— begin Material shown —
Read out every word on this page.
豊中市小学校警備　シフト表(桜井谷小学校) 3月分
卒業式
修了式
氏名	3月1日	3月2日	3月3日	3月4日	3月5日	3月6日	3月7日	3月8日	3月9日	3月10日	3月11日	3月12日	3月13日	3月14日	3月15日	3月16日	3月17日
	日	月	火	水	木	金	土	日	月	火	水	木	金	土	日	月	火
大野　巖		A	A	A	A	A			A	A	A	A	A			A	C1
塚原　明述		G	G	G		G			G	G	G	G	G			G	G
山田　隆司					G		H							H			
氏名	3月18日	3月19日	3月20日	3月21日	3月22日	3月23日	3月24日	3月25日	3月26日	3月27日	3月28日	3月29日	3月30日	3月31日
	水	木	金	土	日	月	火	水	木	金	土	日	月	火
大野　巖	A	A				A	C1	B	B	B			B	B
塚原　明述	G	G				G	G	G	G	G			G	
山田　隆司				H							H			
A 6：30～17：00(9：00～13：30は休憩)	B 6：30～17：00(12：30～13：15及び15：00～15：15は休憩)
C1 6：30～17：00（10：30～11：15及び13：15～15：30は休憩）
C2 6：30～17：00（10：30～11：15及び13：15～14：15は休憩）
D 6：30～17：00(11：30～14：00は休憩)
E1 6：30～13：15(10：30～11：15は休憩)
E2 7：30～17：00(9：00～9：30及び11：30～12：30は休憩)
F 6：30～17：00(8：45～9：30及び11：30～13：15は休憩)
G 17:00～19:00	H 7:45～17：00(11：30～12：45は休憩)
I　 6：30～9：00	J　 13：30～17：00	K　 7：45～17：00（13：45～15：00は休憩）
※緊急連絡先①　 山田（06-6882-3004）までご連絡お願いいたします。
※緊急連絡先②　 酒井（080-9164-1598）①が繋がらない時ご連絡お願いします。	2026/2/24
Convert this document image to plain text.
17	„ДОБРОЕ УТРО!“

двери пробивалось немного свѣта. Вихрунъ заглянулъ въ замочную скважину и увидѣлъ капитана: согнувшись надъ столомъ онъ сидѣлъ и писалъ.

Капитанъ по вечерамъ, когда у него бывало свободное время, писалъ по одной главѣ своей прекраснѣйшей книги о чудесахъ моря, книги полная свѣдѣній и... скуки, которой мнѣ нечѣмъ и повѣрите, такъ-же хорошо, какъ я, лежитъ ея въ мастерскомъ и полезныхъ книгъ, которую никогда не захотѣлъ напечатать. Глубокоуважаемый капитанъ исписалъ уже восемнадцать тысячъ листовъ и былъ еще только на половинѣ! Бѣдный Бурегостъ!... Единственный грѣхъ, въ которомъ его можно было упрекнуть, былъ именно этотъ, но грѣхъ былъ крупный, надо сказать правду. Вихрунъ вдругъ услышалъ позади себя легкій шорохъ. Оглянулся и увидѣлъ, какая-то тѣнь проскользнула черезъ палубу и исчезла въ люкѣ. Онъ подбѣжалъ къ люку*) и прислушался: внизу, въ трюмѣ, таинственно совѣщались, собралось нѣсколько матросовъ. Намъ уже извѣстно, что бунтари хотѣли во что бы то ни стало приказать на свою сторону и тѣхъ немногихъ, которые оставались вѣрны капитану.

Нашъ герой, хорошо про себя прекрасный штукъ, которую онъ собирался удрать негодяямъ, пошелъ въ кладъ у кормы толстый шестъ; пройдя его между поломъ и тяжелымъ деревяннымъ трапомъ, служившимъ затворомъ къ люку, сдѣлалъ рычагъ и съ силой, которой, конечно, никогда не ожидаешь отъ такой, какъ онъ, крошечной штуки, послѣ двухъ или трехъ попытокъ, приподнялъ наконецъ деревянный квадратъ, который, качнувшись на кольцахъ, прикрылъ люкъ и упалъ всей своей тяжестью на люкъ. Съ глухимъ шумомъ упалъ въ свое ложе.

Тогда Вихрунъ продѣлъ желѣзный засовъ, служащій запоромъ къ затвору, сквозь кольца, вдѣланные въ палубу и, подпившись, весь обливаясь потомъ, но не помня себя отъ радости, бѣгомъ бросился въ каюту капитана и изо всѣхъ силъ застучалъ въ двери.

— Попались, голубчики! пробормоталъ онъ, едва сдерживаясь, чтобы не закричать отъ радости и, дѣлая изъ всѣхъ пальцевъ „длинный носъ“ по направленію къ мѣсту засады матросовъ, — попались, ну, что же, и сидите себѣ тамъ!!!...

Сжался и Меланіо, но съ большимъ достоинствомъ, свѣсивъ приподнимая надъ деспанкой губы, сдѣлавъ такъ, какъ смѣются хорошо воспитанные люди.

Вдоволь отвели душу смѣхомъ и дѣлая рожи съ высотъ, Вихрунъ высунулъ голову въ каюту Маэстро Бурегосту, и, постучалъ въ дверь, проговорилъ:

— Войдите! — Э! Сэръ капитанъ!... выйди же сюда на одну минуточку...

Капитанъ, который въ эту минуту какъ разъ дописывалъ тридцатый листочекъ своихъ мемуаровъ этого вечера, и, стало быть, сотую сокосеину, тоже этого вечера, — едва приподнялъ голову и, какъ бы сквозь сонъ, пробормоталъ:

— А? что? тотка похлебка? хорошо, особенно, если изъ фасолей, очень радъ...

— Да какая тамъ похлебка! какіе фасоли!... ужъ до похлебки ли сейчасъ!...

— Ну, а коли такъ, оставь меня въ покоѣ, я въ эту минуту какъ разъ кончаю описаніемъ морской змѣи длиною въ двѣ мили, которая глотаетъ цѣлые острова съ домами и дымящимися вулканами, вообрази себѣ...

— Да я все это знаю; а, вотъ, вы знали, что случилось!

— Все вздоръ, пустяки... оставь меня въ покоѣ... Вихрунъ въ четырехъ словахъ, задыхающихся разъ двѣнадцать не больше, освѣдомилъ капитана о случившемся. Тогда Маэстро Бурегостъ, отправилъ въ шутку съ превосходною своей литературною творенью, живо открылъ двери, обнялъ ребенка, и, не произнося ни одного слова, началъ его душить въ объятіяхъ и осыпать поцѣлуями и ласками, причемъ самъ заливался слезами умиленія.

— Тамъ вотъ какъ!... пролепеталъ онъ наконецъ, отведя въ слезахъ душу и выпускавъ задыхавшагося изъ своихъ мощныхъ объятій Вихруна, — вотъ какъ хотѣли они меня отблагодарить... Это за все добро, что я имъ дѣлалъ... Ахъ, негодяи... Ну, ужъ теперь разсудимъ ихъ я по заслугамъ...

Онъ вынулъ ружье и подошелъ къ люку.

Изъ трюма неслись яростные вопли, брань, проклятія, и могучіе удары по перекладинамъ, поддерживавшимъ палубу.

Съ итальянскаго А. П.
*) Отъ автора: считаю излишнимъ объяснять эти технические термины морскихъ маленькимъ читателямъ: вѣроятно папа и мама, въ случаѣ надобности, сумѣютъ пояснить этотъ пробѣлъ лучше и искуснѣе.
— end Material shown —
Copy every line above that holds the word "сквозь".

Тогда Вихрунъ продѣлъ желѣзный засовъ, служащій запоромъ къ затвору, сквозь кольца, вдѣланные въ палубу и, подпившись, весь обливаясь потомъ, но не помня себя отъ радости, бѣгомъ бросился въ каюту капитана и изо всѣхъ силъ застучалъ въ двери.
Капитанъ, который въ эту минуту какъ разъ дописывалъ тридцатый листочекъ своихъ мемуаровъ этого вечера, и, стало быть, сотую сокосеину, тоже этого вечера, — едва приподнялъ голову и, какъ бы сквозь сонъ, пробормоталъ:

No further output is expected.